Figure dataset records
************

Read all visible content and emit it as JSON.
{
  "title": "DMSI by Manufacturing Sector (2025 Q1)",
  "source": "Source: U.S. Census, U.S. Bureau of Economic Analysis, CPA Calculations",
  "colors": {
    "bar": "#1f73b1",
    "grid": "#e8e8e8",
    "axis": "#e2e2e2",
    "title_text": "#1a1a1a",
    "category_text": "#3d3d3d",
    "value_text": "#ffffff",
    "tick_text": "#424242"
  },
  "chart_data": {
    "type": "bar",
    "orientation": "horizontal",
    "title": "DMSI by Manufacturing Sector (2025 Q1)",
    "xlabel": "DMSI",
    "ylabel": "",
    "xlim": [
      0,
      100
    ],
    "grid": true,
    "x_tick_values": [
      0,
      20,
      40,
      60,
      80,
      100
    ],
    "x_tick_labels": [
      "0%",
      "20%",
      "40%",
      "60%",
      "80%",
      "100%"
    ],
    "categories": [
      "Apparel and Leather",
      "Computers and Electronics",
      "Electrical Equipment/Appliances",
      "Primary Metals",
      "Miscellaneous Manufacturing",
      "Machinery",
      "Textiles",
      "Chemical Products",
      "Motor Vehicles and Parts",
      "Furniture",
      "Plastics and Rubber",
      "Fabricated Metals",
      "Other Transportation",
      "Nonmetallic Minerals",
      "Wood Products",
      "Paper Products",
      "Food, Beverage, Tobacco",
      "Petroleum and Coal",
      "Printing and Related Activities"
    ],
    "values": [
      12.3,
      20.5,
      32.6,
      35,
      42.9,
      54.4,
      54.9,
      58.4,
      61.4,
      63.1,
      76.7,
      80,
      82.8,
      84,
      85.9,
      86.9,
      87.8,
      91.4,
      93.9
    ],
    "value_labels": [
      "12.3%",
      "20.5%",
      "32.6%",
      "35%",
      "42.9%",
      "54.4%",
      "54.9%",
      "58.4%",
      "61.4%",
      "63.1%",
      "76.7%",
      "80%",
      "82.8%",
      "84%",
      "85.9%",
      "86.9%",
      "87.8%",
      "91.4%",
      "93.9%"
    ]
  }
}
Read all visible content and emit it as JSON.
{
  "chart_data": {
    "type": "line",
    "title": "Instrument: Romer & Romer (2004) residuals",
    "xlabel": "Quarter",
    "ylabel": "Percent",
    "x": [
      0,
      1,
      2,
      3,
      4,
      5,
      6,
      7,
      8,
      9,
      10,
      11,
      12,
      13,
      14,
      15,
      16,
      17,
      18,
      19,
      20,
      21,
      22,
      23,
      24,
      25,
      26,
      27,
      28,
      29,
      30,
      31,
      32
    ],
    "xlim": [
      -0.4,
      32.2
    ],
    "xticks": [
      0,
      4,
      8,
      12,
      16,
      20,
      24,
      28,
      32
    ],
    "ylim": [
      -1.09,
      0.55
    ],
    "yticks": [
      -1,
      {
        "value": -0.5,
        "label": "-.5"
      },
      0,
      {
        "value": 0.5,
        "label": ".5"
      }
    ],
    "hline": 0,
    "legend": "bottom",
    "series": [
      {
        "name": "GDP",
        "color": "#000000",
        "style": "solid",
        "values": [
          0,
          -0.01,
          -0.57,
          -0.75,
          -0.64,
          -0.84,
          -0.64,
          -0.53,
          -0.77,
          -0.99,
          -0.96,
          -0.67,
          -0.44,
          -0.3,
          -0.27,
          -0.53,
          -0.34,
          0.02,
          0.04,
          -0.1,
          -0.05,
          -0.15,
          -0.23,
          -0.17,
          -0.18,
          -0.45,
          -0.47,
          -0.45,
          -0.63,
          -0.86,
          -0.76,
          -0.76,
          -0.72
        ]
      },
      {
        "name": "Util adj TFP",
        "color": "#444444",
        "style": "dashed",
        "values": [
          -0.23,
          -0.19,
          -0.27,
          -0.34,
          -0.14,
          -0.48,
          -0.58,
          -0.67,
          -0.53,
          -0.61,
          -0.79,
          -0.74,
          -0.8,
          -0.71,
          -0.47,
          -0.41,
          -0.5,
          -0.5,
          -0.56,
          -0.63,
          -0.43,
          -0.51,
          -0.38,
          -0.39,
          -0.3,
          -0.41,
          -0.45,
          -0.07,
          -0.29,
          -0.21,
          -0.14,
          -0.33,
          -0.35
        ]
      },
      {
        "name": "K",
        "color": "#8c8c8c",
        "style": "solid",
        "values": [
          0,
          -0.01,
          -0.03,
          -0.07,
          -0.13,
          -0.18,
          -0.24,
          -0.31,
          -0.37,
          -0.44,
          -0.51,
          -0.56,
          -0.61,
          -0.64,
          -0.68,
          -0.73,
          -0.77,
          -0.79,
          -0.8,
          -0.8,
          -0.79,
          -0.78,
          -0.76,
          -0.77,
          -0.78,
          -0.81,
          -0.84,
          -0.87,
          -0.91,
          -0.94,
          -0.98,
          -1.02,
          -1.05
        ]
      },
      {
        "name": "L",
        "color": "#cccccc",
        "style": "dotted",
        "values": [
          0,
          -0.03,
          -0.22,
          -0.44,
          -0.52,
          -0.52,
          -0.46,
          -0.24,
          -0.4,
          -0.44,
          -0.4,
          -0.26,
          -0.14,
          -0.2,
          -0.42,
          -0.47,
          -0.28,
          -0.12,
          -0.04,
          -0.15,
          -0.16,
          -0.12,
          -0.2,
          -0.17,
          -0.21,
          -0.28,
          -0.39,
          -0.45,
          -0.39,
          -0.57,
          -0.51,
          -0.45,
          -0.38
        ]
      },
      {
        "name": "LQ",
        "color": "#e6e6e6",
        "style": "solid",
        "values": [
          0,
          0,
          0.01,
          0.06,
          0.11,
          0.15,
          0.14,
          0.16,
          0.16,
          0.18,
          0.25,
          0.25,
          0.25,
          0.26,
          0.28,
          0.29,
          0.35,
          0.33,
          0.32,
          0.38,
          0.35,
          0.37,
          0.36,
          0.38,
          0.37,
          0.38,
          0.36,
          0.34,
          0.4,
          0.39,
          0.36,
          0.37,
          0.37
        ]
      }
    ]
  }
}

************

## Task brief
Can you give every line above again, exactly as written?

## Reply
Read all visible content and emit it as JSON.
{
  "title": "DMSI by Manufacturing Sector (2025 Q1)",
  "source": "Source: U.S. Census, U.S. Bureau of Economic Analysis, CPA Calculations",
  "colors": {
    "bar": "#1f73b1",
    "grid": "#e8e8e8",
    "axis": "#e2e2e2",
    "title_text": "#1a1a1a",
    "category_text": "#3d3d3d",
    "value_text": "#ffffff",
    "tick_text": "#424242"
  },
  "chart_data": {
    "type": "bar",
    "orientation": "horizontal",
    "title": "DMSI by Manufacturing Sector (2025 Q1)",
    "xlabel": "DMSI",
    "ylabel": "",
    "xlim": [
      0,
      100
    ],
    "grid": true,
    "x_tick_values": [
      0,
      20,
      40,
      60,
      80,
      100
    ],
    "x_tick_labels": [
      "0%",
      "20%",
      "40%",
      "60%",
      "80%",
      "100%"
    ],
    "categories": [
      "Apparel and Leather",
      "Computers and Electronics",
      "Electrical Equipment/Appliances",
      "Primary Metals",
      "Miscellaneous Manufacturing",
      "Machinery",
      "Textiles",
      "Chemical Products",
      "Motor Vehicles and Parts",
      "Furniture",
      "Plastics and Rubber",
      "Fabricated Metals",
      "Other Transportation",
      "Nonmetallic Minerals",
      "Wood Products",
      "Paper Products",
      "Food, Beverage, Tobacco",
      "Petroleum and Coal",
      "Printing and Related Activities"
    ],
    "values": [
      12.3,
      20.5,
      32.6,
      35,
      42.9,
      54.4,
      54.9,
      58.4,
      61.4,
      63.1,
      76.7,
      80,
      82.8,
      84,
      85.9,
      86.9,
      87.8,
      91.4,
      93.9
    ],
    "value_labels": [
      "12.3%",
      "20.5%",
      "32.6%",
      "35%",
      "42.9%",
      "54.4%",
      "54.9%",
      "58.4%",
      "61.4%",
      "63.1%",
      "76.7%",
      "80%",
      "82.8%",
      "84%",
      "85.9%",
      "86.9%",
      "87.8%",
      "91.4%",
      "93.9%"
    ]
  }
}
Read all visible content and emit it as JSON.
{
  "chart_data": {
    "type": "line",
    "title": "Instrument: Romer & Romer (2004) residuals",
    "xlabel": "Quarter",
    "ylabel": "Percent",
    "x": [
      0,
      1,
      2,
      3,
      4,
      5,
      6,
      7,
      8,
      9,
      10,
      11,
      12,
      13,
      14,
      15,
      16,
      17,
      18,
      19,
      20,
      21,
      22,
      23,
      24,
      25,
      26,
      27,
      28,
      29,
      30,
      31,
      32
    ],
    "xlim": [
      -0.4,
      32.2
    ],
    "xticks": [
      0,
      4,
      8,
      12,
      16,
      20,
      24,
      28,
      32
    ],
    "ylim": [
      -1.09,
      0.55
    ],
    "yticks": [
      -1,
      {
        "value": -0.5,
        "label": "-.5"
      },
      0,
      {
        "value": 0.5,
        "label": ".5"
      }
    ],
    "hline": 0,
    "legend": "bottom",
    "series": [
      {
        "name": "GDP",
        "color": "#000000",
        "style": "solid",
        "values": [
          0,
          -0.01,
          -0.57,
          -0.75,
          -0.64,
          -0.84,
          -0.64,
          -0.53,
          -0.77,
          -0.99,
          -0.96,
          -0.67,
          -0.44,
          -0.3,
          -0.27,
          -0.53,
          -0.34,
          0.02,
          0.04,
          -0.1,
          -0.05,
          -0.15,
          -0.23,
          -0.17,
          -0.18,
          -0.45,
          -0.47,
          -0.45,
          -0.63,
          -0.86,
          -0.76,
          -0.76,
          -0.72
        ]
      },
      {
        "name": "Util adj TFP",
        "color": "#444444",
        "style": "dashed",
        "values": [
          -0.23,
          -0.19,
          -0.27,
          -0.34,
          -0.14,
          -0.48,
          -0.58,
          -0.67,
          -0.53,
          -0.61,
          -0.79,
          -0.74,
          -0.8,
          -0.71,
          -0.47,
          -0.41,
          -0.5,
          -0.5,
          -0.56,
          -0.63,
          -0.43,
          -0.51,
          -0.38,
          -0.39,
          -0.3,
          -0.41,
          -0.45,
          -0.07,
          -0.29,
          -0.21,
          -0.14,
          -0.33,
          -0.35
        ]
      },
      {
        "name": "K",
        "color": "#8c8c8c",
        "style": "solid",
        "values": [
          0,
          -0.01,
          -0.03,
          -0.07,
          -0.13,
          -0.18,
          -0.24,
          -0.31,
          -0.37,
          -0.44,
          -0.51,
          -0.56,
          -0.61,
          -0.64,
          -0.68,
          -0.73,
          -0.77,
          -0.79,
          -0.8,
          -0.8,
          -0.79,
          -0.78,
          -0.76,
          -0.77,
          -0.78,
          -0.81,
          -0.84,
          -0.87,
          -0.91,
          -0.94,
          -0.98,
          -1.02,
          -1.05
        ]
      },
      {
        "name": "L",
        "color": "#cccccc",
        "style": "dotted",
        "values": [
          0,
          -0.03,
          -0.22,
          -0.44,
          -0.52,
          -0.52,
          -0.46,
          -0.24,
          -0.4,
          -0.44,
          -0.4,
          -0.26,
          -0.14,
          -0.2,
          -0.42,
          -0.47,
          -0.28,
          -0.12,
          -0.04,
          -0.15,
          -0.16,
          -0.12,
          -0.2,
          -0.17,
          -0.21,
          -0.28,
          -0.39,
          -0.45,
          -0.39,
          -0.57,
          -0.51,
          -0.45,
          -0.38
        ]
      },
      {
        "name": "LQ",
        "color": "#e6e6e6",
        "style": "solid",
        "values": [
          0,
          0,
          0.01,
          0.06,
          0.11,
          0.15,
          0.14,
          0.16,
          0.16,
          0.18,
          0.25,
          0.25,
          0.25,
          0.26,
          0.28,
          0.29,
          0.35,
          0.33,
          0.32,
          0.38,
          0.35,
          0.37,
          0.36,
          0.38,
          0.37,
          0.38,
          0.36,
          0.34,
          0.4,
          0.39,
          0.36,
          0.37,
          0.37
        ]
      }
    ]
  }
}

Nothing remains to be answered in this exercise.